— START —

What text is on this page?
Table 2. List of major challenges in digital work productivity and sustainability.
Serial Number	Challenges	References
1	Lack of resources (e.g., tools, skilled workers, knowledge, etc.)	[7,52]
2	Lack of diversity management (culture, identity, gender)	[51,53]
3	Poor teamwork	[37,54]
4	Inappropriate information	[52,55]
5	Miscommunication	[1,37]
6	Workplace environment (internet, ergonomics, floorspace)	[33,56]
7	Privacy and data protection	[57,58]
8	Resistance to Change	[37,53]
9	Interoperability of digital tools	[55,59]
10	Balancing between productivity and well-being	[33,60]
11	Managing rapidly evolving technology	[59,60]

— END —
— START —

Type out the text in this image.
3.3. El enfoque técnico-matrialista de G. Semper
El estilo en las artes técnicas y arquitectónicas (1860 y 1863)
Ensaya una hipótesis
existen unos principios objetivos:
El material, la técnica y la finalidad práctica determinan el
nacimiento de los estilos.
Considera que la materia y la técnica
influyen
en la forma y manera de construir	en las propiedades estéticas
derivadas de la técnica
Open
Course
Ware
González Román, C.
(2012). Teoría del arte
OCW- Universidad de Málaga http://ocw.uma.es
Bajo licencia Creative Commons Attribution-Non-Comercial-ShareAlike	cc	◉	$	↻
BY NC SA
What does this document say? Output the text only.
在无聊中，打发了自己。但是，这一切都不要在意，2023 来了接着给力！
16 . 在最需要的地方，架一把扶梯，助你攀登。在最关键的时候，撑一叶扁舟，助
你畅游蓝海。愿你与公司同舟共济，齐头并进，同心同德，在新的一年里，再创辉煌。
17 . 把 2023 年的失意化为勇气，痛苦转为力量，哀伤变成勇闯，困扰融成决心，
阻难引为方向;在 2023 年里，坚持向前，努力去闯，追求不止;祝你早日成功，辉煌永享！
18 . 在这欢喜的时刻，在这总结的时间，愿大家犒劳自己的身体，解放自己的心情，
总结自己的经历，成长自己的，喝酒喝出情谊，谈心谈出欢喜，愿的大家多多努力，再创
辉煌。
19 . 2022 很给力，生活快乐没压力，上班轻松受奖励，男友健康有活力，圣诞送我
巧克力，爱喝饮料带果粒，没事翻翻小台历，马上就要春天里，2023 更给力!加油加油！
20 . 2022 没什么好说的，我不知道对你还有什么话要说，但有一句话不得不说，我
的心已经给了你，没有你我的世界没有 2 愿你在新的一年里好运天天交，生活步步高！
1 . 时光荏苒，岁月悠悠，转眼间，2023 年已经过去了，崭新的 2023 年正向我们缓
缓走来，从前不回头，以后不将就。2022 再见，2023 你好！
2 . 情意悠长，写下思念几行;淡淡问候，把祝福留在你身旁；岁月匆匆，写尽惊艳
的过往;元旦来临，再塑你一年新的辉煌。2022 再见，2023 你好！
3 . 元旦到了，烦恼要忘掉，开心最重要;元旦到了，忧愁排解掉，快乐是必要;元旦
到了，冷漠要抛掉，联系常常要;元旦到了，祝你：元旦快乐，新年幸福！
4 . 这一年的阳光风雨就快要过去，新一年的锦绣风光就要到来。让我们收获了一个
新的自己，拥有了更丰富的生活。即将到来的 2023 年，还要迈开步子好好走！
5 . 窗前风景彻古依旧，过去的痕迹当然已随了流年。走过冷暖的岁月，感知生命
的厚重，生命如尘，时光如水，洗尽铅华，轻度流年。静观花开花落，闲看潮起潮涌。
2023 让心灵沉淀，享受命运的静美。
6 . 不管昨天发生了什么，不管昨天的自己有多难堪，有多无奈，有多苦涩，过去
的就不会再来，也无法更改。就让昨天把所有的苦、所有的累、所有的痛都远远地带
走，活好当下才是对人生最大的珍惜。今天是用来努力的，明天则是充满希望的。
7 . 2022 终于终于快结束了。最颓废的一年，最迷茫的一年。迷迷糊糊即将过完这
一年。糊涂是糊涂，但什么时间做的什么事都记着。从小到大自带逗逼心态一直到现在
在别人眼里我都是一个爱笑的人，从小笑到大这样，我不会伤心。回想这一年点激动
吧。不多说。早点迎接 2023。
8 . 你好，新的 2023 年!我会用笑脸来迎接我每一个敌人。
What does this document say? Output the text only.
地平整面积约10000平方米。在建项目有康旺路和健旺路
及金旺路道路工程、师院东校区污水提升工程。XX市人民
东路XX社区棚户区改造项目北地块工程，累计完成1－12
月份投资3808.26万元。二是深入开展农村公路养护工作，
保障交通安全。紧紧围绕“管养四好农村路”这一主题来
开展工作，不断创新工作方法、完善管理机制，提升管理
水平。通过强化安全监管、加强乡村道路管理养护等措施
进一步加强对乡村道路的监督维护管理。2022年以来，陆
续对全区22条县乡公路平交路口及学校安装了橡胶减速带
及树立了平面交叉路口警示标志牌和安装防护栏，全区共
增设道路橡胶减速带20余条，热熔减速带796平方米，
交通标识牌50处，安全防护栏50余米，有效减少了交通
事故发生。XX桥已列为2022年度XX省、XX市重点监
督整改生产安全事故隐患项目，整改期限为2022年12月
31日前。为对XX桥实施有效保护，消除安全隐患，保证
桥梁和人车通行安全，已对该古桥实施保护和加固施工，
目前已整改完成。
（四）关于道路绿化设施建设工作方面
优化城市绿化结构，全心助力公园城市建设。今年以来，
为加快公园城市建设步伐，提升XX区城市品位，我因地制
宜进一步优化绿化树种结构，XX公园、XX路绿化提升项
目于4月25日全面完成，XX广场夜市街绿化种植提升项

— END —

▶ **Exercise aim**:
Show all lines above holding "tools".

▶ **Reply to the task**:
1	Lack of resources (e.g., tools, skilled workers, knowledge, etc.)	[7,52]
9	Interoperability of digital tools	[55,59]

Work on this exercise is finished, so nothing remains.